[BEGIN Dataset extract]

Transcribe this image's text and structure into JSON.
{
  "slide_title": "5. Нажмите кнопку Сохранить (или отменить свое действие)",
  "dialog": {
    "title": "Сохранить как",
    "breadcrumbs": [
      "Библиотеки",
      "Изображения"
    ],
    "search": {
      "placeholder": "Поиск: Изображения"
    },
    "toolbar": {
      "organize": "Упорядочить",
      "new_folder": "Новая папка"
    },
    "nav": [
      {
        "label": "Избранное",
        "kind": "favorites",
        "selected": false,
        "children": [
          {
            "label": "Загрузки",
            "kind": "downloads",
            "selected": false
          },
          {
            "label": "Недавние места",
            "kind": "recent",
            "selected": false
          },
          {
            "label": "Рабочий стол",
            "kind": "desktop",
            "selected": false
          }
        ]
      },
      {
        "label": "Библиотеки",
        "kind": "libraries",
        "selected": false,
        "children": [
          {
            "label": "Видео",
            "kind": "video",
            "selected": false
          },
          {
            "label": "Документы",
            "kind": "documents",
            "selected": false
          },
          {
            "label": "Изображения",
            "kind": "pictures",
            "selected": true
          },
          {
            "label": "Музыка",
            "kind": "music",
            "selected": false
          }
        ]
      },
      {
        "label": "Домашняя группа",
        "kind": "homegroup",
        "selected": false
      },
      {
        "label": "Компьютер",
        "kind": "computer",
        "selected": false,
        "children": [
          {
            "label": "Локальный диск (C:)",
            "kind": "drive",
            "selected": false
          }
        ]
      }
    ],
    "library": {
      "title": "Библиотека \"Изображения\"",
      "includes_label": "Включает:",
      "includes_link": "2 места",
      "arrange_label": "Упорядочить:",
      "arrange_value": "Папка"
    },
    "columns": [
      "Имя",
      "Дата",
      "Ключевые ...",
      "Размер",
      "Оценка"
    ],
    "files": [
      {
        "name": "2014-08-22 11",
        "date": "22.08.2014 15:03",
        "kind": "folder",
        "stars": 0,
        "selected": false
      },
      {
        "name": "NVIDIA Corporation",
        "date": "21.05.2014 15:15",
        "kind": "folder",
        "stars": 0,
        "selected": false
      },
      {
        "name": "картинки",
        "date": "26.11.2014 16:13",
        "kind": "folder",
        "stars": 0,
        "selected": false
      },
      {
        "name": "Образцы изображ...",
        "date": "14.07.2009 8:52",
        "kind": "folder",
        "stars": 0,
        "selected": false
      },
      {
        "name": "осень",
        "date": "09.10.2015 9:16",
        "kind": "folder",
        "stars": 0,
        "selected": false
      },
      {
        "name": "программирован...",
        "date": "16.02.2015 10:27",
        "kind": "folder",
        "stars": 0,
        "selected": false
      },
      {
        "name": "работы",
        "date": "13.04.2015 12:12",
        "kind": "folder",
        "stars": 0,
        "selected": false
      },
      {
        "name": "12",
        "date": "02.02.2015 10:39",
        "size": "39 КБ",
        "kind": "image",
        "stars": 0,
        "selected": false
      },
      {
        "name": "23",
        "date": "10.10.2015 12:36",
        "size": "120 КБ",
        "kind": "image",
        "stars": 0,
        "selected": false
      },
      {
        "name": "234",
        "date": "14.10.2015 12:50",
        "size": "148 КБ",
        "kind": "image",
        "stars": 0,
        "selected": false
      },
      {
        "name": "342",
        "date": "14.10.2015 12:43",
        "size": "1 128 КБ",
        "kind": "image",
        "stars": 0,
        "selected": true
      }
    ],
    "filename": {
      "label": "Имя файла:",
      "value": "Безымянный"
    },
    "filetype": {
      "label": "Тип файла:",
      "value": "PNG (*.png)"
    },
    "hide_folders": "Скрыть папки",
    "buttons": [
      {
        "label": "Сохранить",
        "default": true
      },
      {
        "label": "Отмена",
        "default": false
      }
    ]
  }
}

[END Dataset extract]

> _What is asked_: Quote all of the entries verbatim.

> _Solution for this exercise_:
Transcribe this image's text and structure into JSON.
{
  "slide_title": "5. Нажмите кнопку Сохранить (или отменить свое действие)",
  "dialog": {
    "title": "Сохранить как",
    "breadcrumbs": [
      "Библиотеки",
      "Изображения"
    ],
    "search": {
      "placeholder": "Поиск: Изображения"
    },
    "toolbar": {
      "organize": "Упорядочить",
      "new_folder": "Новая папка"
    },
    "nav": [
      {
        "label": "Избранное",
        "kind": "favorites",
        "selected": false,
        "children": [
          {
            "label": "Загрузки",
            "kind": "downloads",
            "selected": false
          },
          {
            "label": "Недавние места",
            "kind": "recent",
            "selected": false
          },
          {
            "label": "Рабочий стол",
            "kind": "desktop",
            "selected": false
          }
        ]
      },
      {
        "label": "Библиотеки",
        "kind": "libraries",
        "selected": false,
        "children": [
          {
            "label": "Видео",
            "kind": "video",
            "selected": false
          },
          {
            "label": "Документы",
            "kind": "documents",
            "selected": false
          },
          {
            "label": "Изображения",
            "kind": "pictures",
            "selected": true
          },
          {
            "label": "Музыка",
            "kind": "music",
            "selected": false
          }
        ]
      },
      {
        "label": "Домашняя группа",
        "kind": "homegroup",
        "selected": false
      },
      {
        "label": "Компьютер",
        "kind": "computer",
        "selected": false,
        "children": [
          {
            "label": "Локальный диск (C:)",
            "kind": "drive",
            "selected": false
          }
        ]
      }
    ],
    "library": {
      "title": "Библиотека \"Изображения\"",
      "includes_label": "Включает:",
      "includes_link": "2 места",
      "arrange_label": "Упорядочить:",
      "arrange_value": "Папка"
    },
    "columns": [
      "Имя",
      "Дата",
      "Ключевые ...",
      "Размер",
      "Оценка"
    ],
    "files": [
      {
        "name": "2014-08-22 11",
        "date": "22.08.2014 15:03",
        "kind": "folder",
        "stars": 0,
        "selected": false
      },
      {
        "name": "NVIDIA Corporation",
        "date": "21.05.2014 15:15",
        "kind": "folder",
        "stars": 0,
        "selected": false
      },
      {
        "name": "картинки",
        "date": "26.11.2014 16:13",
        "kind": "folder",
        "stars": 0,
        "selected": false
      },
      {
        "name": "Образцы изображ...",
        "date": "14.07.2009 8:52",
        "kind": "folder",
        "stars": 0,
        "selected": false
      },
      {
        "name": "осень",
        "date": "09.10.2015 9:16",
        "kind": "folder",
        "stars": 0,
        "selected": false
      },
      {
        "name": "программирован...",
        "date": "16.02.2015 10:27",
        "kind": "folder",
        "stars": 0,
        "selected": false
      },
      {
        "name": "работы",
        "date": "13.04.2015 12:12",
        "kind": "folder",
        "stars": 0,
        "selected": false
      },
      {
        "name": "12",
        "date": "02.02.2015 10:39",
        "size": "39 КБ",
        "kind": "image",
        "stars": 0,
        "selected": false
      },
      {
        "name": "23",
        "date": "10.10.2015 12:36",
        "size": "120 КБ",
        "kind": "image",
        "stars": 0,
        "selected": false
      },
      {
        "name": "234",
        "date": "14.10.2015 12:50",
        "size": "148 КБ",
        "kind": "image",
        "stars": 0,
        "selected": false
      },
      {
        "name": "342",
        "date": "14.10.2015 12:43",
        "size": "1 128 КБ",
        "kind": "image",
        "stars": 0,
        "selected": true
      }
    ],
    "filename": {
      "label": "Имя файла:",
      "value": "Безымянный"
    },
    "filetype": {
      "label": "Тип файла:",
      "value": "PNG (*.png)"
    },
    "hide_folders": "Скрыть папки",
    "buttons": [
      {
        "label": "Сохранить",
        "default": true
      },
      {
        "label": "Отмена",
        "default": false
      }
    ]
  }
}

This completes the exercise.